Work to complete:
From the records, pick out and copy each line containing "JSON".

☆ ☆ ☆ ☆ ☆

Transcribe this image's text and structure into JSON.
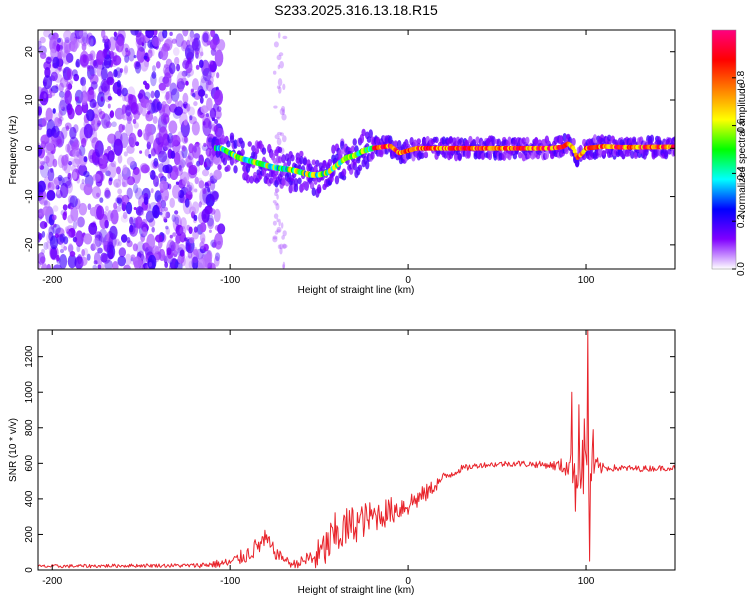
{
  "title": "S233.2025.316.13.18.R15",
  "spectrogram": {
    "xlabel": "Height of straight line (km)",
    "ylabel": "Frequency (Hz)",
    "xlim": [
      -208,
      150
    ],
    "ylim": [
      -25,
      24.5
    ],
    "xticks": [
      -200,
      -100,
      0,
      100
    ],
    "yticks": [
      -20,
      -10,
      0,
      10,
      20
    ],
    "ridge": [
      [
        -105,
        0
      ],
      [
        -95,
        -2
      ],
      [
        -85,
        -3
      ],
      [
        -75,
        -4
      ],
      [
        -65,
        -4.5
      ],
      [
        -55,
        -5.5
      ],
      [
        -50,
        -5.5
      ],
      [
        -45,
        -5
      ],
      [
        -40,
        -3.5
      ],
      [
        -35,
        -2
      ],
      [
        -30,
        -1.5
      ],
      [
        -25,
        -0.5
      ],
      [
        -20,
        0
      ],
      [
        -10,
        0.5
      ],
      [
        -5,
        -1
      ],
      [
        0,
        -0.5
      ],
      [
        5,
        0
      ],
      [
        20,
        0
      ],
      [
        40,
        0
      ],
      [
        60,
        0
      ],
      [
        80,
        0
      ],
      [
        87,
        0.3
      ],
      [
        90,
        1
      ],
      [
        93,
        0
      ],
      [
        95,
        -2
      ],
      [
        98,
        -1
      ],
      [
        100,
        0
      ],
      [
        110,
        0.4
      ],
      [
        120,
        0.2
      ],
      [
        150,
        0.3
      ]
    ],
    "noise_range": [
      -208,
      -105
    ],
    "colorbar": {
      "label": "Normalized spectral amplitude",
      "range": [
        0,
        1
      ],
      "ticks": [
        0.0,
        0.2,
        0.4,
        0.6,
        0.8
      ],
      "tick_labels": [
        "0.0",
        "0.2",
        "0.4",
        "0.6",
        "0.8"
      ],
      "stops": [
        "#ffffff",
        "#8000ff",
        "#0000ff",
        "#00ffff",
        "#00ff00",
        "#ffff00",
        "#ff8000",
        "#ff0000",
        "#ff0080"
      ]
    }
  },
  "chart_data": {
    "type": "line",
    "title": "S233.2025.316.13.18.R15",
    "xlabel": "Height of straight line (km)",
    "ylabel": "SNR (10 * v/v)",
    "xlim": [
      -208,
      150
    ],
    "ylim": [
      0,
      1350
    ],
    "xticks": [
      -200,
      -100,
      0,
      100
    ],
    "yticks": [
      0,
      200,
      400,
      600,
      800,
      1000,
      1200
    ],
    "color": "#e8242b",
    "envelope": [
      [
        -208,
        20
      ],
      [
        -150,
        25
      ],
      [
        -120,
        25
      ],
      [
        -100,
        40
      ],
      [
        -90,
        90
      ],
      [
        -80,
        170
      ],
      [
        -75,
        100
      ],
      [
        -65,
        30
      ],
      [
        -50,
        80
      ],
      [
        -40,
        200
      ],
      [
        -30,
        260
      ],
      [
        -20,
        300
      ],
      [
        -10,
        330
      ],
      [
        0,
        370
      ],
      [
        10,
        430
      ],
      [
        20,
        520
      ],
      [
        30,
        570
      ],
      [
        40,
        590
      ],
      [
        60,
        600
      ],
      [
        80,
        590
      ],
      [
        90,
        580
      ],
      [
        100,
        570
      ],
      [
        110,
        575
      ],
      [
        130,
        570
      ],
      [
        150,
        575
      ]
    ],
    "amplitude": [
      [
        -208,
        10
      ],
      [
        -150,
        10
      ],
      [
        -120,
        12
      ],
      [
        -100,
        30
      ],
      [
        -90,
        50
      ],
      [
        -80,
        60
      ],
      [
        -70,
        20
      ],
      [
        -60,
        30
      ],
      [
        -50,
        100
      ],
      [
        -40,
        140
      ],
      [
        -30,
        110
      ],
      [
        -20,
        90
      ],
      [
        -10,
        80
      ],
      [
        0,
        70
      ],
      [
        10,
        50
      ],
      [
        20,
        30
      ],
      [
        30,
        20
      ],
      [
        40,
        15
      ],
      [
        80,
        20
      ],
      [
        90,
        60
      ],
      [
        100,
        200
      ],
      [
        105,
        80
      ],
      [
        110,
        20
      ],
      [
        150,
        15
      ]
    ],
    "spikes": [
      {
        "x": 92,
        "y": 1000
      },
      {
        "x": 94,
        "y": 330
      },
      {
        "x": 96,
        "y": 930
      },
      {
        "x": 99,
        "y": 850
      },
      {
        "x": 101,
        "y": 1350
      },
      {
        "x": 102,
        "y": 50
      },
      {
        "x": 104,
        "y": 790
      }
    ]
  }
}
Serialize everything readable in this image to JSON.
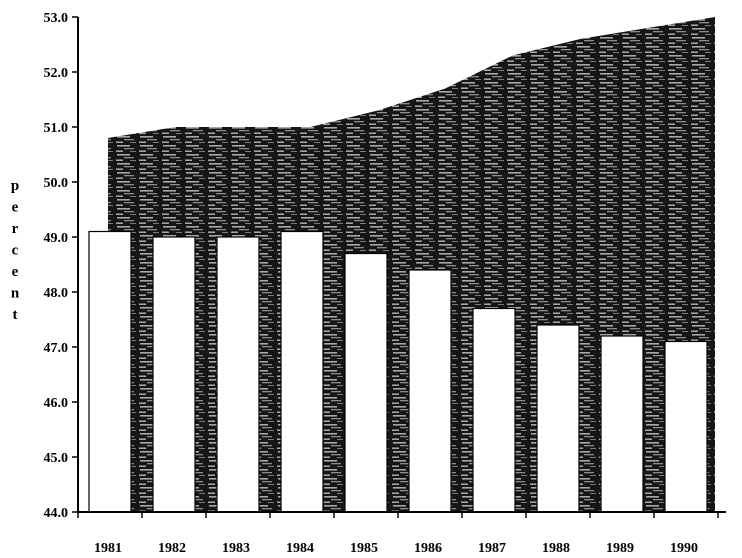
{
  "chart_data": {
    "type": "bar",
    "categories": [
      "1981",
      "1982",
      "1983",
      "1984",
      "1985",
      "1986",
      "1987",
      "1988",
      "1989",
      "1990"
    ],
    "series": [
      {
        "type": "area",
        "values": [
          50.8,
          51.0,
          51.0,
          51.0,
          51.3,
          51.7,
          52.3,
          52.6,
          52.8,
          53.0
        ]
      },
      {
        "type": "bar",
        "values": [
          49.1,
          49.0,
          49.0,
          49.1,
          48.7,
          48.4,
          47.7,
          47.4,
          47.2,
          47.1
        ]
      }
    ],
    "title": "",
    "xlabel": "",
    "ylabel": "percent",
    "ylim": [
      44.0,
      53.0
    ],
    "yticks": [
      "44.0",
      "45.0",
      "46.0",
      "47.0",
      "48.0",
      "49.0",
      "50.0",
      "51.0",
      "52.0",
      "53.0"
    ],
    "grid": false,
    "colors": {
      "area": "#111111",
      "area_texture": "#9a9a9a",
      "bar_fill": "#ffffff",
      "bar_stroke": "#000000"
    }
  }
}
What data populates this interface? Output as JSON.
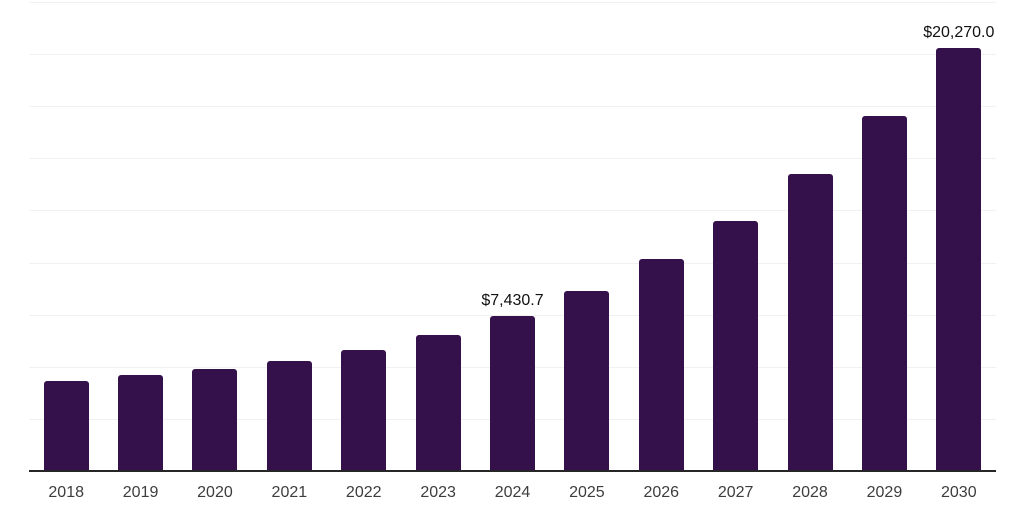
{
  "chart_data": {
    "type": "bar",
    "title": "",
    "xlabel": "",
    "ylabel": "",
    "categories": [
      "2018",
      "2019",
      "2020",
      "2021",
      "2022",
      "2023",
      "2024",
      "2025",
      "2026",
      "2027",
      "2028",
      "2029",
      "2030"
    ],
    "values": [
      4300,
      4600,
      4910,
      5270,
      5800,
      6510,
      7430.7,
      8620,
      10150,
      11980,
      14230,
      17050,
      20270
    ],
    "labels": [
      "",
      "",
      "",
      "",
      "",
      "",
      "$7,430.7",
      "",
      "",
      "",
      "",
      "",
      "$20,270.0"
    ],
    "ylim": [
      0,
      22500
    ],
    "gridline_step": 2500,
    "grid": true,
    "legend": "none",
    "colors": {
      "bar": "#34114A",
      "axis_line": "#262626",
      "gridline": "#f1f1f1",
      "tick_label": "#3d3d3d",
      "data_label": "#111111"
    }
  }
}
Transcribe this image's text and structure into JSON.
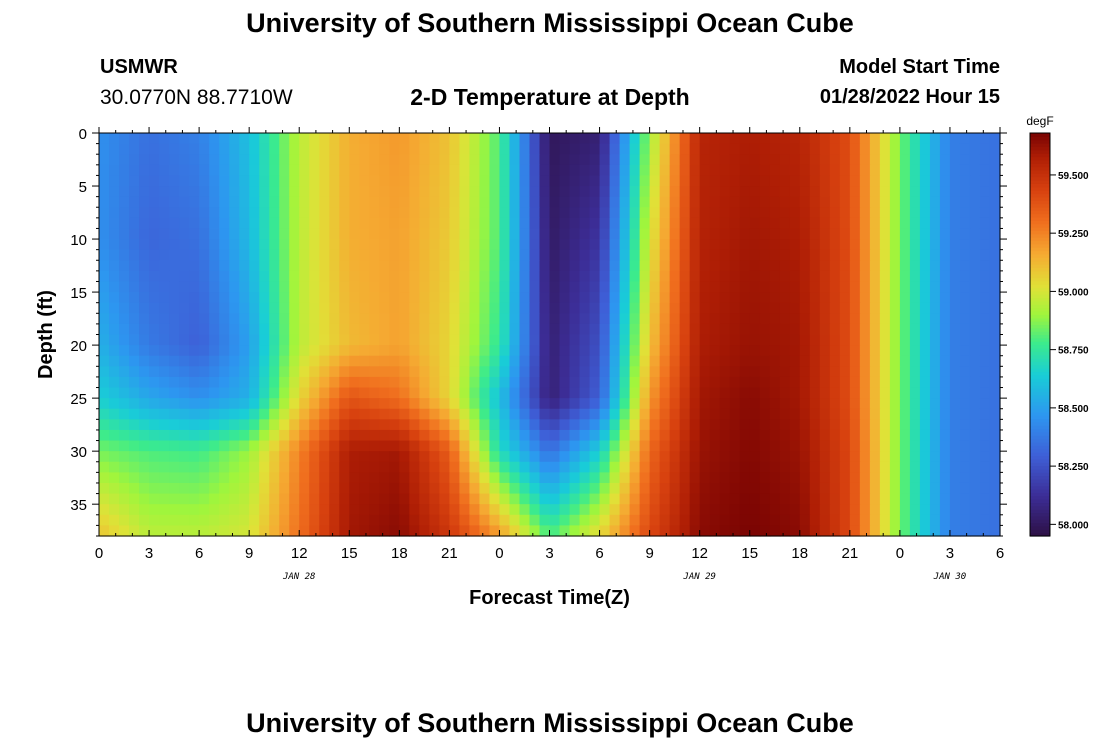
{
  "title": "University of Southern Mississippi Ocean Cube",
  "footer_title": "University of Southern Mississippi Ocean Cube",
  "station": {
    "id": "USMWR",
    "coords": "30.0770N  88.7710W"
  },
  "subtitle": "2-D Temperature at Depth",
  "model_start": {
    "label": "Model Start Time",
    "value": "01/28/2022 Hour 15"
  },
  "chart_data": {
    "type": "heatmap",
    "title": "2-D Temperature at Depth",
    "xlabel": "Forecast Time(Z)",
    "ylabel": "Depth (ft)",
    "units_label": "degF",
    "x_range": [
      0,
      54
    ],
    "y_range": [
      0,
      38
    ],
    "x_ticks": [
      {
        "h": 0,
        "label": "0"
      },
      {
        "h": 3,
        "label": "3"
      },
      {
        "h": 6,
        "label": "6"
      },
      {
        "h": 9,
        "label": "9"
      },
      {
        "h": 12,
        "label": "12"
      },
      {
        "h": 15,
        "label": "15"
      },
      {
        "h": 18,
        "label": "18"
      },
      {
        "h": 21,
        "label": "21"
      },
      {
        "h": 24,
        "label": "0"
      },
      {
        "h": 27,
        "label": "3"
      },
      {
        "h": 30,
        "label": "6"
      },
      {
        "h": 33,
        "label": "9"
      },
      {
        "h": 36,
        "label": "12"
      },
      {
        "h": 39,
        "label": "15"
      },
      {
        "h": 42,
        "label": "18"
      },
      {
        "h": 45,
        "label": "21"
      },
      {
        "h": 48,
        "label": "0"
      },
      {
        "h": 51,
        "label": "3"
      },
      {
        "h": 54,
        "label": "6"
      }
    ],
    "date_labels": [
      {
        "h": 12,
        "label": "JAN 28"
      },
      {
        "h": 36,
        "label": "JAN 29"
      },
      {
        "h": 51,
        "label": "JAN 30"
      }
    ],
    "y_ticks": [
      0,
      5,
      10,
      15,
      20,
      25,
      30,
      35
    ],
    "colorbar": {
      "min": 57.95,
      "max": 59.68,
      "ticks": [
        {
          "v": 58.0,
          "label": "58.000"
        },
        {
          "v": 58.25,
          "label": "58.250"
        },
        {
          "v": 58.5,
          "label": "58.500"
        },
        {
          "v": 58.75,
          "label": "58.750"
        },
        {
          "v": 59.0,
          "label": "59.000"
        },
        {
          "v": 59.25,
          "label": "59.250"
        },
        {
          "v": 59.5,
          "label": "59.500"
        }
      ]
    },
    "depths": [
      0,
      10,
      20,
      25,
      30,
      38
    ],
    "grid_times": [
      0,
      3,
      6,
      9,
      12,
      15,
      18,
      21,
      24,
      27,
      30,
      33,
      36,
      39,
      42,
      45,
      48,
      51,
      54
    ],
    "temperatures": [
      [
        58.45,
        58.35,
        58.4,
        58.6,
        58.95,
        59.15,
        59.2,
        59.1,
        58.8,
        58.0,
        58.05,
        58.9,
        59.55,
        59.58,
        59.55,
        59.4,
        58.85,
        58.4,
        58.35
      ],
      [
        58.45,
        58.32,
        58.35,
        58.58,
        58.95,
        59.15,
        59.18,
        59.08,
        58.8,
        58.02,
        58.15,
        59.0,
        59.56,
        59.6,
        59.58,
        59.4,
        58.85,
        58.4,
        58.35
      ],
      [
        58.55,
        58.38,
        58.3,
        58.5,
        58.95,
        59.12,
        59.18,
        59.05,
        58.75,
        58.05,
        58.25,
        59.1,
        59.58,
        59.62,
        59.6,
        59.4,
        58.85,
        58.4,
        58.35
      ],
      [
        58.65,
        58.52,
        58.45,
        58.55,
        59.05,
        59.38,
        59.3,
        59.05,
        58.6,
        58.05,
        58.3,
        59.2,
        59.6,
        59.65,
        59.6,
        59.4,
        58.85,
        58.4,
        58.35
      ],
      [
        58.85,
        58.8,
        58.78,
        58.9,
        59.25,
        59.58,
        59.6,
        59.35,
        58.7,
        58.35,
        58.65,
        59.32,
        59.62,
        59.66,
        59.62,
        59.42,
        58.85,
        58.4,
        58.35
      ],
      [
        59.1,
        58.95,
        58.95,
        59.0,
        59.3,
        59.6,
        59.65,
        59.48,
        59.2,
        58.8,
        59.05,
        59.42,
        59.65,
        59.68,
        59.65,
        59.42,
        58.85,
        58.4,
        58.35
      ]
    ]
  }
}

☆ ☆ ☆ ☆ ☆

Problem solution:
Transcribe this image's text and structure into JSON.
Serialize everything readable in this image to JSON.
What data populates this interface? Output as JSON.
Transcribe this image's text and structure into JSON.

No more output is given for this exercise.